## Objective:
Return every line of the listing below that contains the string "Portland".

━━━━━ Data entries ━━━━━

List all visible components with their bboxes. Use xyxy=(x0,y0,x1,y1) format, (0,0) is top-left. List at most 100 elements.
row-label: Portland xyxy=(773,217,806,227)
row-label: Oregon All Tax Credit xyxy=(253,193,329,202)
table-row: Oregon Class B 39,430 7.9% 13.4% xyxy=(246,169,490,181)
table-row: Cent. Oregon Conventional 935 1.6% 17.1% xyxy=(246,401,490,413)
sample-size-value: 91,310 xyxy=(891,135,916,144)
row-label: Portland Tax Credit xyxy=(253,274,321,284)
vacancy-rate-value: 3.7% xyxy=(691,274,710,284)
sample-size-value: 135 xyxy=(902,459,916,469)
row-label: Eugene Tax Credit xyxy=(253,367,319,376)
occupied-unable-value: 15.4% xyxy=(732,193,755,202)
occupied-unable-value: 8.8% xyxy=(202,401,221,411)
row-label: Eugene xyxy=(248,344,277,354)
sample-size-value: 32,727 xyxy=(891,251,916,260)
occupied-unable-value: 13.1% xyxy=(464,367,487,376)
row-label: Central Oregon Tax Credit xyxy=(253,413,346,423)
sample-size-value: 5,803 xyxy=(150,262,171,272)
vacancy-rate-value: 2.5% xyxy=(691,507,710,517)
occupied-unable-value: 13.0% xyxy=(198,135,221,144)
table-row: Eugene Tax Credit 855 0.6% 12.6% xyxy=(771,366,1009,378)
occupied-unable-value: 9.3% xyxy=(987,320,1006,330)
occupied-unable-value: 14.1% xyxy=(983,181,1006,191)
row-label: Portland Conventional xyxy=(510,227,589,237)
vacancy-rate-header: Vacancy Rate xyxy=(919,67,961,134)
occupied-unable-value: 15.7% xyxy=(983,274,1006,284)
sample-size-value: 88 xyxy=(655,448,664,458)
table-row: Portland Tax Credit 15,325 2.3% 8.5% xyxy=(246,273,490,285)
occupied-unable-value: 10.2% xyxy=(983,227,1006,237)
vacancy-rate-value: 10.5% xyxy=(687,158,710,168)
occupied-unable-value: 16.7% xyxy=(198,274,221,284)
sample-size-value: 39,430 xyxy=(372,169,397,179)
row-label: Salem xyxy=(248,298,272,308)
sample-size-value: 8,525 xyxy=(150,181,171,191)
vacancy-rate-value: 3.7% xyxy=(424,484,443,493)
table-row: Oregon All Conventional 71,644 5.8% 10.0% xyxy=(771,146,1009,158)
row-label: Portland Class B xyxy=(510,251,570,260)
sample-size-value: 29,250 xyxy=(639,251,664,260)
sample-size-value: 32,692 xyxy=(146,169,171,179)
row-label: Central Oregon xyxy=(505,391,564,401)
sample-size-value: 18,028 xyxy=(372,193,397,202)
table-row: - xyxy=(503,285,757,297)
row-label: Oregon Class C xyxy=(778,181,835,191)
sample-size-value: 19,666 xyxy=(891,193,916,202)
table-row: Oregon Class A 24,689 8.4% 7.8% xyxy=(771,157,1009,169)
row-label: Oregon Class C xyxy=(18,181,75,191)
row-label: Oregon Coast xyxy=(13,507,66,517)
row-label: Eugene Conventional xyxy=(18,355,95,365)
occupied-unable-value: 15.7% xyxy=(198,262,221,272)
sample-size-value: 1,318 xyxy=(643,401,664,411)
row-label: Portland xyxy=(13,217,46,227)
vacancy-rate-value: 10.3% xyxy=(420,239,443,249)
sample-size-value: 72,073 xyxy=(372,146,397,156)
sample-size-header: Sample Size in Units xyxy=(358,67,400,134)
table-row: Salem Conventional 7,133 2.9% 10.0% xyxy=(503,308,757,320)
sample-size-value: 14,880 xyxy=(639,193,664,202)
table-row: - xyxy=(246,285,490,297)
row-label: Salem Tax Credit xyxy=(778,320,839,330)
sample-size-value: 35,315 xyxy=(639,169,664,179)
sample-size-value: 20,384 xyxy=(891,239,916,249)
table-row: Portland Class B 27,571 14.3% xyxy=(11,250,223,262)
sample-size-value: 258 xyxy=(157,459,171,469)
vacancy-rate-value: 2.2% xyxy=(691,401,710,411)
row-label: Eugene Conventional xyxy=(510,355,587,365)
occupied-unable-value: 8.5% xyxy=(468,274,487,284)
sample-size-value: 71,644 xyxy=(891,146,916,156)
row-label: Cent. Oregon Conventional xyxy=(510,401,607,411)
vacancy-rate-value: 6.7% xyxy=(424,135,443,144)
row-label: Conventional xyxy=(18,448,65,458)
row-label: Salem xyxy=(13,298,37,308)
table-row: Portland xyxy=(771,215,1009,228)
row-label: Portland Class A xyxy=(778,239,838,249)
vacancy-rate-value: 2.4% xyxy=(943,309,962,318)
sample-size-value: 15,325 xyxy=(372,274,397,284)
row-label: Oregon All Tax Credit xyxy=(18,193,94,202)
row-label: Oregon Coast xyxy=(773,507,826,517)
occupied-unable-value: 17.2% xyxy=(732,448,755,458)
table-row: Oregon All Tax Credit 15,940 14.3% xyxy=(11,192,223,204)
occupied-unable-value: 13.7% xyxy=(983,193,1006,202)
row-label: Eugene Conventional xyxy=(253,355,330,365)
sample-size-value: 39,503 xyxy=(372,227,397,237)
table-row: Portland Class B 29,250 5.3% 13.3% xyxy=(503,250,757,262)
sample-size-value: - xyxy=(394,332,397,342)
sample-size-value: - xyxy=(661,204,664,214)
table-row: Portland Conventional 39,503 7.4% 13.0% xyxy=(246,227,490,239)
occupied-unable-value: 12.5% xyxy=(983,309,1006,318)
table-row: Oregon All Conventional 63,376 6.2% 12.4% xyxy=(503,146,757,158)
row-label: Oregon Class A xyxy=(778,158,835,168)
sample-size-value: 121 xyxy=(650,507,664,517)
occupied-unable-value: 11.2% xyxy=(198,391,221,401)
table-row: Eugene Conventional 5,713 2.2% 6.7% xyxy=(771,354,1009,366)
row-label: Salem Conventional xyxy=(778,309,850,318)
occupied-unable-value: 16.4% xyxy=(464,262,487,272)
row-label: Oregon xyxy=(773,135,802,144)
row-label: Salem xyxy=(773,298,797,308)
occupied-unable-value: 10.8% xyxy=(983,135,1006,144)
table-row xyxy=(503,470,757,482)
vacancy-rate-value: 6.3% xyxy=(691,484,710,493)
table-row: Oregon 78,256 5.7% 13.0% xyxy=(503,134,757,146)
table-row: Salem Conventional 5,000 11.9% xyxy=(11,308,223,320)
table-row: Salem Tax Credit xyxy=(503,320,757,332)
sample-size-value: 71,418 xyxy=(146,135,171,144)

━━━━━

## Final result:
row-label: Portland xyxy=(773,217,806,227)
row-label: Portland Tax Credit xyxy=(253,274,321,284)
row-label: Portland Conventional xyxy=(510,227,589,237)
table-row: Portland Tax Credit 15,325 2.3% 8.5% xyxy=(246,273,490,285)
row-label: Portland Class B xyxy=(510,251,570,260)
row-label: Portland xyxy=(13,217,46,227)
table-row: Portland Class B 27,571 14.3% xyxy=(11,250,223,262)
table-row: Portland xyxy=(771,215,1009,228)
row-label: Portland Class A xyxy=(778,239,838,249)
table-row: Portland Class B 29,250 5.3% 13.3% xyxy=(503,250,757,262)
table-row: Portland Conventional 39,503 7.4% 13.0% xyxy=(246,227,490,239)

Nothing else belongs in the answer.